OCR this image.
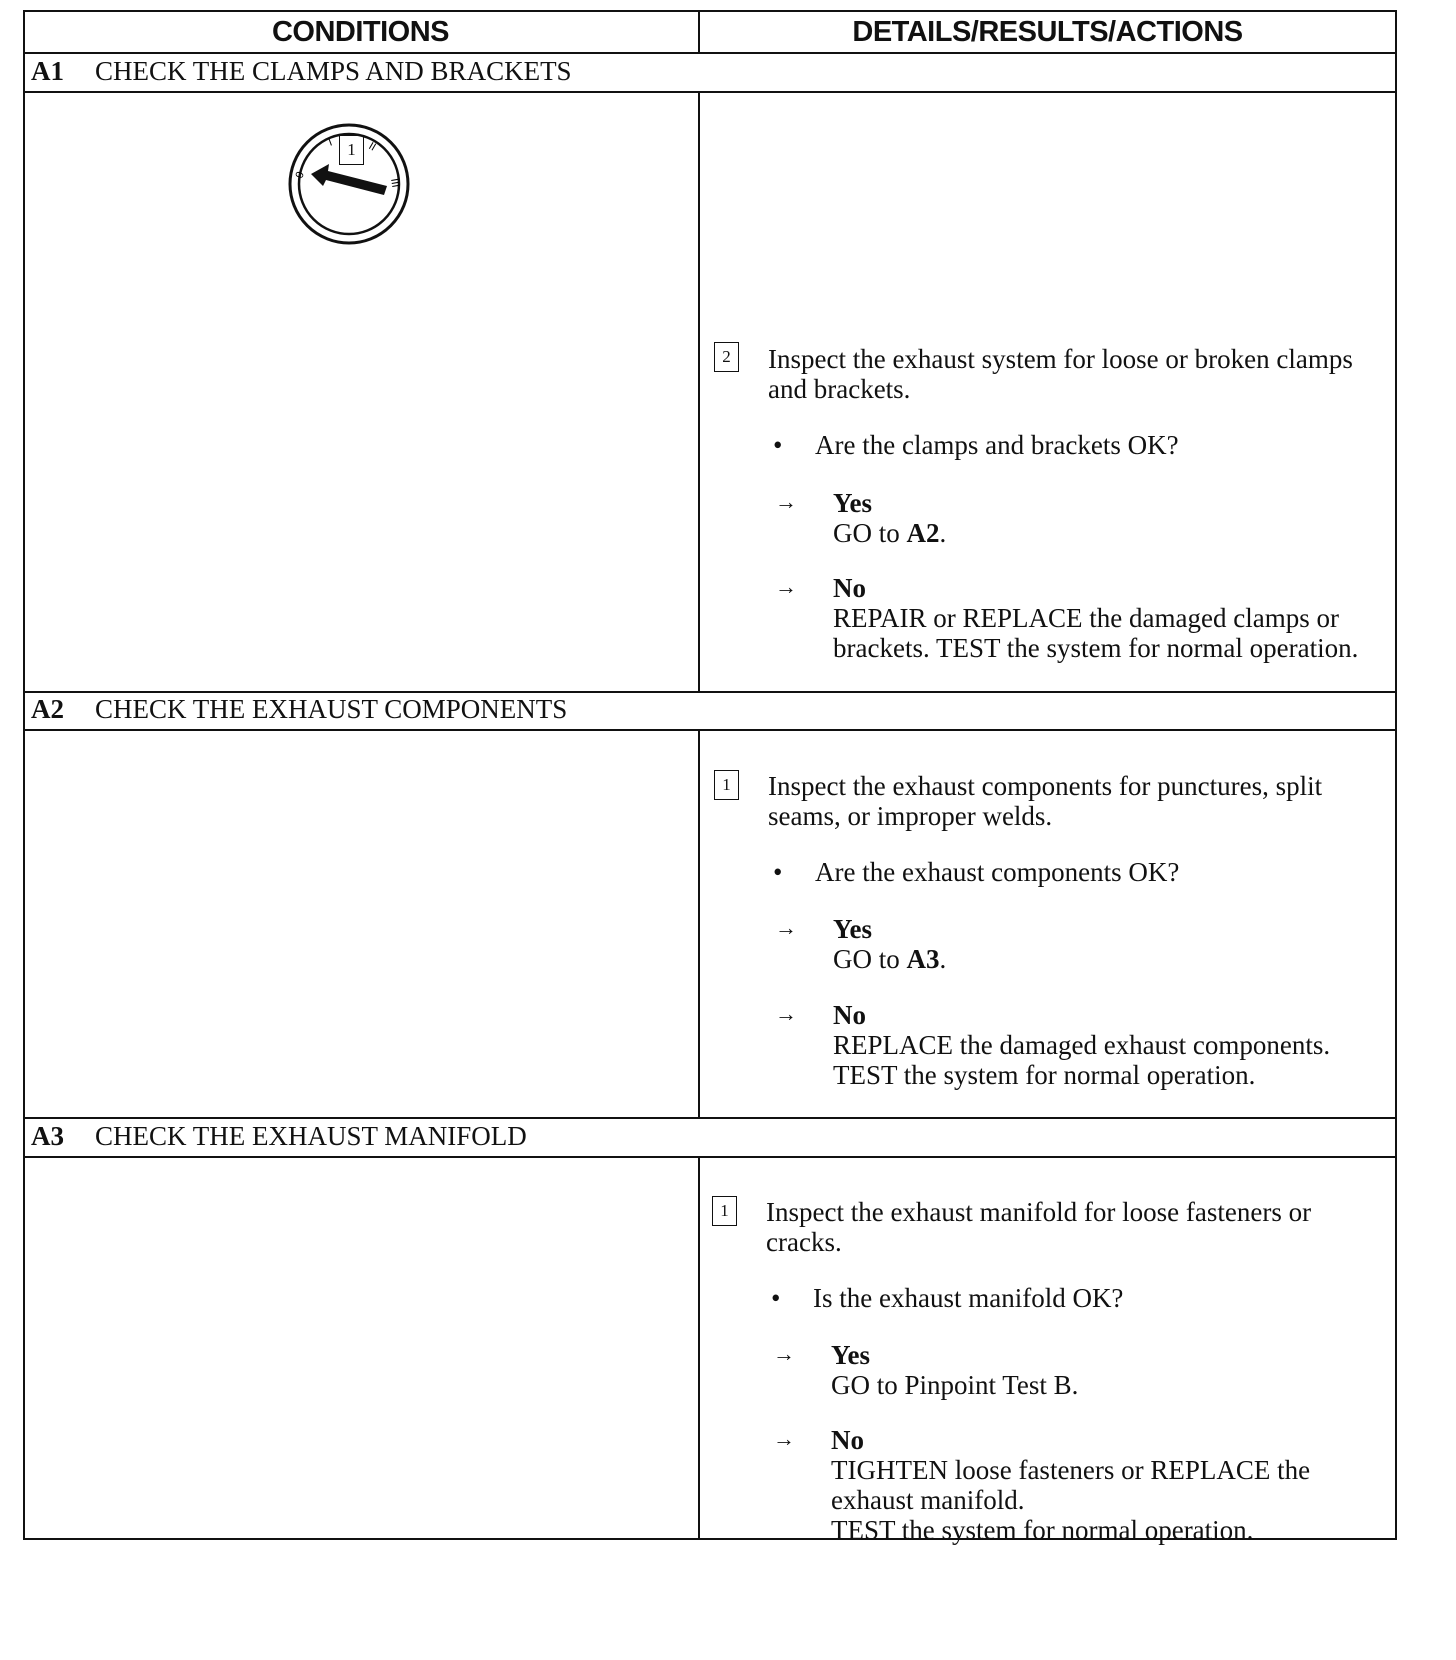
CONDITIONS	DETAILS/RESULTS/ACTIONS
A1 CHECK THE CLAMPS AND BRACKETS
1
0
I	II
III
2	Inspect the exhaust system for loose or broken clamps and brackets.
• Are the clamps and brackets OK?
→ Yes
GO to A2.
→ No
REPAIR or REPLACE the damaged clamps or brackets. TEST the system for normal operation.
A2 CHECK THE EXHAUST COMPONENTS
1	Inspect the exhaust components for punctures, split seams, or improper welds.
• Are the exhaust components OK?
→ Yes
GO to A3.
→ No
REPLACE the damaged exhaust components. TEST the system for normal operation.
A3 CHECK THE EXHAUST MANIFOLD
1	Inspect the exhaust manifold for loose fasteners or cracks.
• Is the exhaust manifold OK?
→ Yes
GO to Pinpoint Test B.
→ No
TIGHTEN loose fasteners or REPLACE the exhaust manifold.
TEST the system for normal operation.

Task requirements — Each record above should be copied character for character, with pictures dropped.

Final answer —
OCR this image.
CONDITIONS	DETAILS/RESULTS/ACTIONS
A1 CHECK THE CLAMPS AND BRACKETS
1
0
I	II
III
2	Inspect the exhaust system for loose or broken clamps and brackets.
• Are the clamps and brackets OK?
→ Yes
GO to A2.
→ No
REPAIR or REPLACE the damaged clamps or brackets. TEST the system for normal operation.
A2 CHECK THE EXHAUST COMPONENTS
1	Inspect the exhaust components for punctures, split seams, or improper welds.
• Are the exhaust components OK?
→ Yes
GO to A3.
→ No
REPLACE the damaged exhaust components. TEST the system for normal operation.
A3 CHECK THE EXHAUST MANIFOLD
1	Inspect the exhaust manifold for loose fasteners or cracks.
• Is the exhaust manifold OK?
→ Yes
GO to Pinpoint Test B.
→ No
TIGHTEN loose fasteners or REPLACE the exhaust manifold.
TEST the system for normal operation.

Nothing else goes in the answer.